Do this :: Please copy out the records below line for line, exactly as they stand, and omit the pictures.

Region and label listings
===
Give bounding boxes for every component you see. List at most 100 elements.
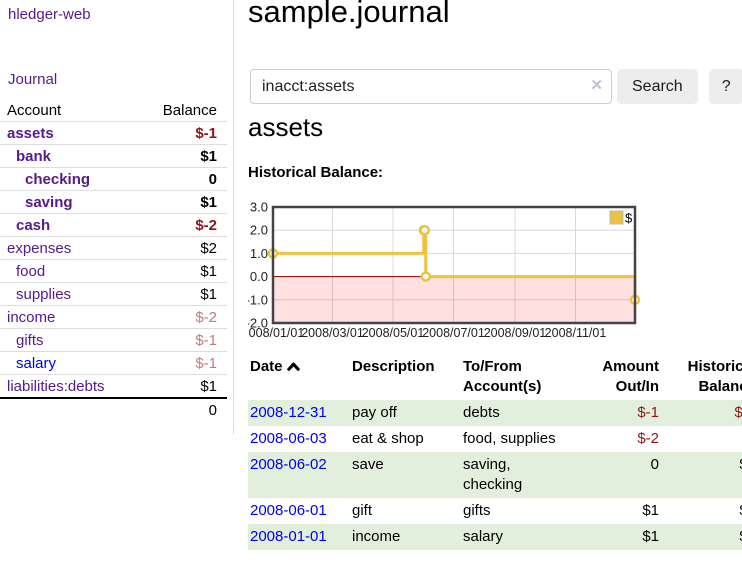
account-balance: $1: [200, 285, 217, 303]
transaction-description: gift: [352, 502, 373, 519]
search-button[interactable]: Search: [617, 69, 698, 104]
account-balance: $1: [200, 262, 217, 280]
transaction-balance: $2: [661, 498, 742, 524]
transaction-date-link[interactable]: 2008-06-01: [250, 502, 327, 519]
transaction-row: 2008-01-01 income salary $1$1: [248, 524, 742, 550]
app-brand-link[interactable]: hledger-web: [8, 6, 91, 23]
page-title: sample.journal: [248, 0, 450, 29]
transaction-accounts: gifts: [463, 502, 491, 519]
transaction-date-link[interactable]: 2008-12-31: [250, 404, 327, 421]
account-row: cash $-2: [0, 213, 227, 237]
accounts-header-balance: Balance: [162, 101, 217, 119]
y-axis-tick-label: -1.0: [248, 292, 268, 307]
sidebar-account-link[interactable]: food: [16, 262, 46, 280]
account-balance: $2: [200, 239, 217, 257]
x-axis-tick-label: 2008/03/01: [301, 326, 364, 340]
transaction-description: income: [352, 528, 401, 545]
sidebar-account-link[interactable]: bank: [16, 147, 52, 165]
transaction-balance: $1: [661, 524, 742, 550]
accounts-table-body: assets $-1 bank $1 checking 0 saving $1 cash $-2 e…: [0, 121, 227, 399]
x-axis-tick-label: 2008/05/01: [362, 326, 425, 340]
x-axis-tick-label: 2008/11/01: [545, 326, 607, 340]
transaction-accounts: saving, checking: [463, 456, 523, 493]
data-point-marker: [420, 271, 431, 282]
account-row: expenses $2: [0, 236, 227, 260]
x-axis-tick-label: 2008/01/01: [248, 326, 304, 340]
register-header-to/from-account(s): To/From Account(s): [463, 358, 542, 395]
sidebar-account-link[interactable]: gifts: [16, 331, 44, 349]
account-row: bank $1: [0, 144, 227, 168]
transaction-row: 2008-06-01 gift gifts $1$2: [248, 498, 742, 524]
search-help-button[interactable]: ?: [708, 69, 742, 104]
legend-label: $: [625, 211, 633, 226]
transaction-row: 2008-06-03 eat & shop food, supplies $-20: [248, 426, 742, 452]
sidebar-account-link[interactable]: cash: [16, 216, 51, 234]
account-row: gifts $-1: [0, 328, 227, 352]
sidebar-account-link[interactable]: income: [7, 308, 56, 326]
transaction-accounts: food, supplies: [463, 430, 556, 447]
account-balance: $-2: [195, 308, 217, 326]
sidebar-account-link[interactable]: checking: [25, 170, 91, 188]
transaction-amount: $-2: [637, 430, 659, 447]
y-axis-tick-label: 2.0: [250, 223, 268, 238]
sidebar-account-link[interactable]: liabilities:debts: [7, 377, 105, 395]
account-balance: $1: [200, 147, 217, 165]
historical-balance-label: Historical Balance:: [248, 164, 384, 181]
transaction-date-link[interactable]: 2008-06-02: [250, 456, 327, 473]
account-row: liabilities:debts $1: [0, 374, 227, 399]
balance-chart-canvas: $3.0 2.0 1.0 0.0 -1.0 -2.02008/01/012008/03/0…: [242, 200, 641, 340]
transaction-amount: $1: [642, 502, 659, 519]
transaction-amount: 0: [650, 456, 659, 473]
sidebar-account-link[interactable]: saving: [25, 193, 73, 211]
account-row: salary $-1: [0, 351, 227, 375]
sidebar-item-journal[interactable]: Journal: [8, 71, 58, 88]
y-axis-tick-label: 0.0: [250, 269, 268, 284]
account-row: income $-2: [0, 305, 227, 329]
register-header-row: Date Description To/From Account(s) Amount Ou…: [248, 354, 742, 400]
account-heading: assets: [248, 112, 324, 142]
accounts-table-header: Account Balance: [0, 99, 227, 122]
account-balance: $-2: [195, 216, 217, 234]
transaction-date-link[interactable]: 2008-06-03: [250, 430, 327, 447]
transaction-balance: $2: [661, 452, 742, 498]
register-header-amount-out/in: Amount Out/In: [602, 358, 659, 395]
register-table: Date Description To/From Account(s) Amount Ou…: [248, 354, 742, 550]
transaction-description: pay off: [352, 404, 397, 421]
register-table-body: 2008-12-31 pay off debts $-1 $-1 2008-06-03 ea…: [248, 400, 742, 550]
account-balance: $1: [200, 193, 217, 211]
account-row: assets $-1: [0, 121, 227, 145]
account-row: food $1: [0, 259, 227, 283]
x-axis-tick-label: 2008/09/01: [484, 326, 547, 340]
transaction-amount: $1: [642, 528, 659, 545]
legend-swatch: [609, 210, 624, 225]
account-row: saving $1: [0, 190, 227, 214]
account-row: checking 0: [0, 167, 227, 191]
transaction-accounts: debts: [463, 404, 500, 421]
transaction-description: eat & shop: [352, 430, 424, 447]
search-input[interactable]: [250, 69, 612, 104]
accounts-total-row: 0: [0, 397, 227, 421]
sidebar-account-link[interactable]: assets: [7, 124, 54, 142]
account-balance: $-1: [195, 331, 217, 349]
account-balance: $-1: [195, 124, 217, 142]
sidebar-account-link[interactable]: expenses: [7, 239, 72, 257]
sidebar-account-link[interactable]: supplies: [16, 285, 72, 303]
transaction-balance: $-1: [734, 404, 742, 421]
register-header-description: Description: [352, 358, 435, 375]
transaction-amount: $-1: [637, 404, 659, 421]
accounts-total-balance: 0: [135, 397, 227, 421]
y-axis-tick-label: -2.0: [248, 316, 268, 331]
account-balance: 0: [208, 170, 217, 188]
transaction-date-link[interactable]: 2008-01-01: [250, 528, 327, 545]
sidebar: hledger-web Journal Account Balance asse…: [0, 0, 234, 434]
sort-ascending-icon: [286, 362, 300, 371]
clear-search-icon[interactable]: ✕: [590, 77, 603, 94]
transaction-balance: 0: [661, 426, 742, 452]
y-axis-tick-label: 3.0: [250, 200, 268, 215]
y-axis-tick-label: 1.0: [250, 246, 268, 261]
negative-region: [273, 276, 635, 323]
transaction-row: 2008-12-31 pay off debts $-1 $-1: [248, 400, 742, 426]
sidebar-account-link[interactable]: salary: [16, 354, 57, 372]
register-header-date[interactable]: Date: [248, 354, 350, 400]
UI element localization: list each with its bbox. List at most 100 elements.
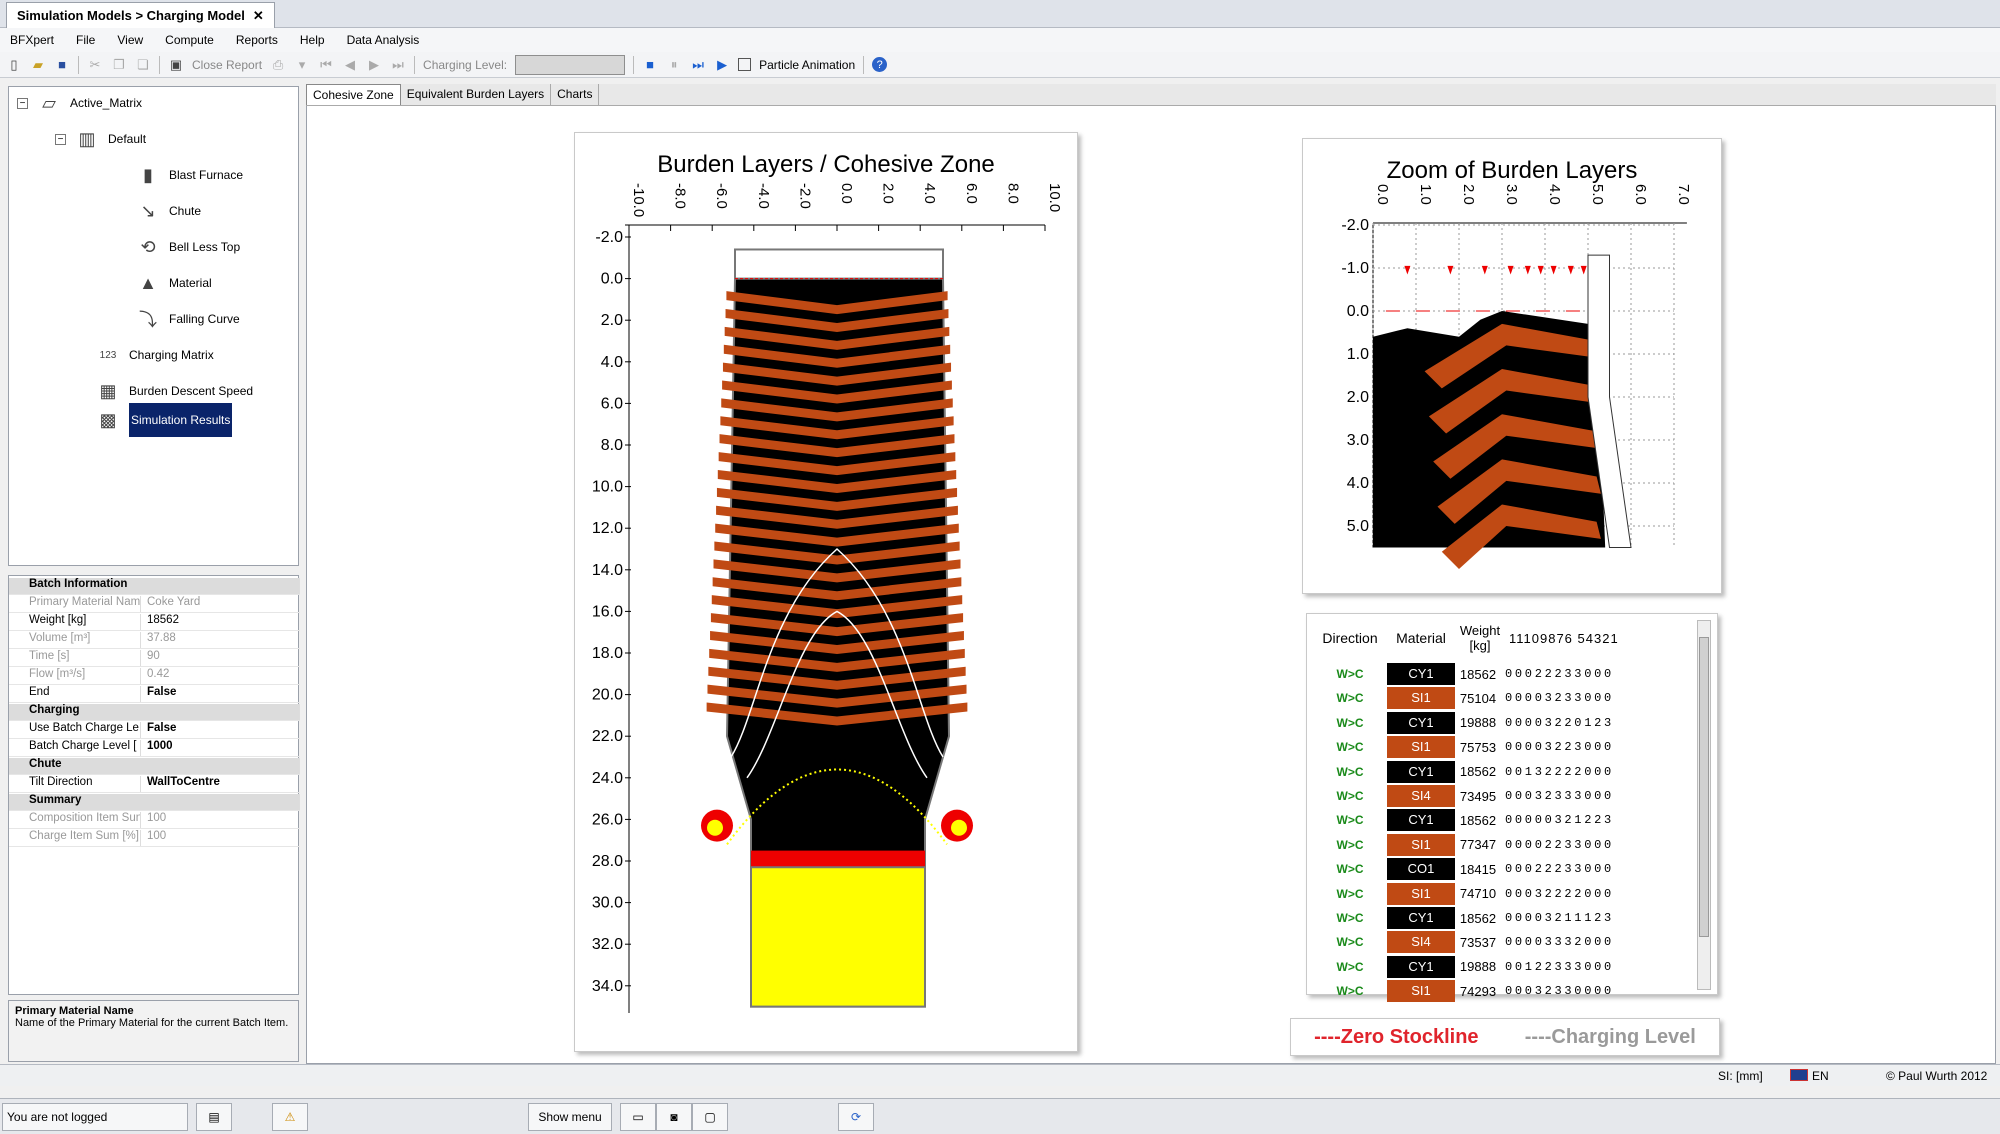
===
Answer to the problem ::
Give bounding boxes for every component you see. List at most 100 elements.
account-balance: $1: [200, 285, 217, 303]
transaction-description: gift: [352, 502, 373, 519]
search-button[interactable]: Search: [617, 69, 698, 104]
account-balance: $1: [200, 262, 217, 280]
transaction-balance: $2: [661, 498, 742, 524]
transaction-date-link[interactable]: 2008-06-01: [250, 502, 327, 519]
transaction-row: 2008-01-01 income salary $1$1: [248, 524, 742, 550]
app-brand-link[interactable]: hledger-web: [8, 6, 91, 23]
page-title: sample.journal: [248, 0, 450, 29]
transaction-accounts: gifts: [463, 502, 491, 519]
transaction-date-link[interactable]: 2008-12-31: [250, 404, 327, 421]
account-row: cash $-2: [0, 213, 227, 237]
accounts-header-balance: Balance: [162, 101, 217, 119]
y-axis-tick-label: -1.0: [248, 292, 268, 307]
sidebar-account-link[interactable]: food: [16, 262, 46, 280]
account-balance: $2: [200, 239, 217, 257]
x-axis-tick-label: 2008/03/01: [301, 326, 364, 340]
transaction-description: income: [352, 528, 401, 545]
sidebar-account-link[interactable]: bank: [16, 147, 52, 165]
transaction-balance: $1: [661, 524, 742, 550]
accounts-table-body: assets $-1 bank $1 checking 0 saving $1 cash $-2 e…: [0, 121, 227, 399]
x-axis-tick-label: 2008/05/01: [362, 326, 425, 340]
x-axis-tick-label: 2008/11/01: [545, 326, 607, 340]
transaction-accounts: saving, checking: [463, 456, 523, 493]
data-point-marker: [420, 271, 431, 282]
account-row: expenses $2: [0, 236, 227, 260]
x-axis-tick-label: 2008/01/01: [248, 326, 304, 340]
register-header-to/from-account(s): To/From Account(s): [463, 358, 542, 395]
sidebar-account-link[interactable]: gifts: [16, 331, 44, 349]
account-row: bank $1: [0, 144, 227, 168]
transaction-row: 2008-06-01 gift gifts $1$2: [248, 498, 742, 524]
search-help-button[interactable]: ?: [708, 69, 742, 104]
legend-label: $: [625, 211, 633, 226]
transaction-row: 2008-06-03 eat & shop food, supplies $-20: [248, 426, 742, 452]
sidebar-account-link[interactable]: cash: [16, 216, 51, 234]
account-row: gifts $-1: [0, 328, 227, 352]
sidebar-account-link[interactable]: income: [7, 308, 56, 326]
transaction-accounts: food, supplies: [463, 430, 556, 447]
account-balance: $-2: [195, 308, 217, 326]
sidebar-account-link[interactable]: checking: [25, 170, 91, 188]
transaction-amount: $-2: [637, 430, 659, 447]
y-axis-tick-label: 2.0: [250, 223, 268, 238]
sidebar-account-link[interactable]: liabilities:debts: [7, 377, 105, 395]
account-balance: $1: [200, 147, 217, 165]
historical-balance-label: Historical Balance:: [248, 164, 384, 181]
transaction-date-link[interactable]: 2008-06-02: [250, 456, 327, 473]
account-row: liabilities:debts $1: [0, 374, 227, 399]
balance-chart-canvas: $3.0 2.0 1.0 0.0 -1.0 -2.02008/01/012008/03/0…: [242, 200, 641, 340]
transaction-amount: $1: [642, 502, 659, 519]
transaction-amount: 0: [650, 456, 659, 473]
sidebar-account-link[interactable]: saving: [25, 193, 73, 211]
account-row: salary $-1: [0, 351, 227, 375]
sidebar-item-journal[interactable]: Journal: [8, 71, 58, 88]
y-axis-tick-label: 0.0: [250, 269, 268, 284]
account-row: income $-2: [0, 305, 227, 329]
register-header-row: Date Description To/From Account(s) Amount Ou…: [248, 354, 742, 400]
account-heading: assets: [248, 112, 324, 142]
accounts-table-header: Account Balance: [0, 99, 227, 122]
account-balance: $-2: [195, 216, 217, 234]
transaction-date-link[interactable]: 2008-06-03: [250, 430, 327, 447]
transaction-balance: $2: [661, 452, 742, 498]
register-header-amount-out/in: Amount Out/In: [602, 358, 659, 395]
register-table: Date Description To/From Account(s) Amount Ou…: [248, 354, 742, 550]
transaction-description: pay off: [352, 404, 397, 421]
register-table-body: 2008-12-31 pay off debts $-1 $-1 2008-06-03 ea…: [248, 400, 742, 550]
account-balance: $1: [200, 193, 217, 211]
account-row: assets $-1: [0, 121, 227, 145]
account-row: food $1: [0, 259, 227, 283]
x-axis-tick-label: 2008/09/01: [484, 326, 547, 340]
transaction-amount: $1: [642, 528, 659, 545]
legend-swatch: [609, 210, 624, 225]
account-row: saving $1: [0, 190, 227, 214]
account-row: checking 0: [0, 167, 227, 191]
transaction-accounts: debts: [463, 404, 500, 421]
transaction-description: eat & shop: [352, 430, 424, 447]
search-input[interactable]: [250, 69, 612, 104]
accounts-total-row: 0: [0, 397, 227, 421]
sidebar-account-link[interactable]: assets: [7, 124, 54, 142]
account-balance: $-1: [195, 331, 217, 349]
account-balance: $-1: [195, 124, 217, 142]
sidebar-account-link[interactable]: expenses: [7, 239, 72, 257]
sidebar-account-link[interactable]: supplies: [16, 285, 72, 303]
transaction-balance: $-1: [734, 404, 742, 421]
register-header-description: Description: [352, 358, 435, 375]
transaction-amount: $-1: [637, 404, 659, 421]
accounts-total-balance: 0: [135, 397, 227, 421]
y-axis-tick-label: -2.0: [248, 316, 268, 331]
account-balance: 0: [208, 170, 217, 188]
transaction-date-link[interactable]: 2008-01-01: [250, 528, 327, 545]
sidebar: hledger-web Journal Account Balance asse…: [0, 0, 234, 434]
sort-ascending-icon: [286, 362, 300, 371]
clear-search-icon[interactable]: ✕: [590, 77, 603, 94]
transaction-balance: 0: [661, 426, 742, 452]
y-axis-tick-label: 3.0: [250, 200, 268, 215]
y-axis-tick-label: 1.0: [250, 246, 268, 261]
negative-region: [273, 276, 635, 323]
transaction-row: 2008-12-31 pay off debts $-1 $-1: [248, 400, 742, 426]
sidebar-account-link[interactable]: salary: [16, 354, 57, 372]
register-header-date[interactable]: Date: [248, 354, 350, 400]
UI element localization: list each with its bbox. List at most 100 elements.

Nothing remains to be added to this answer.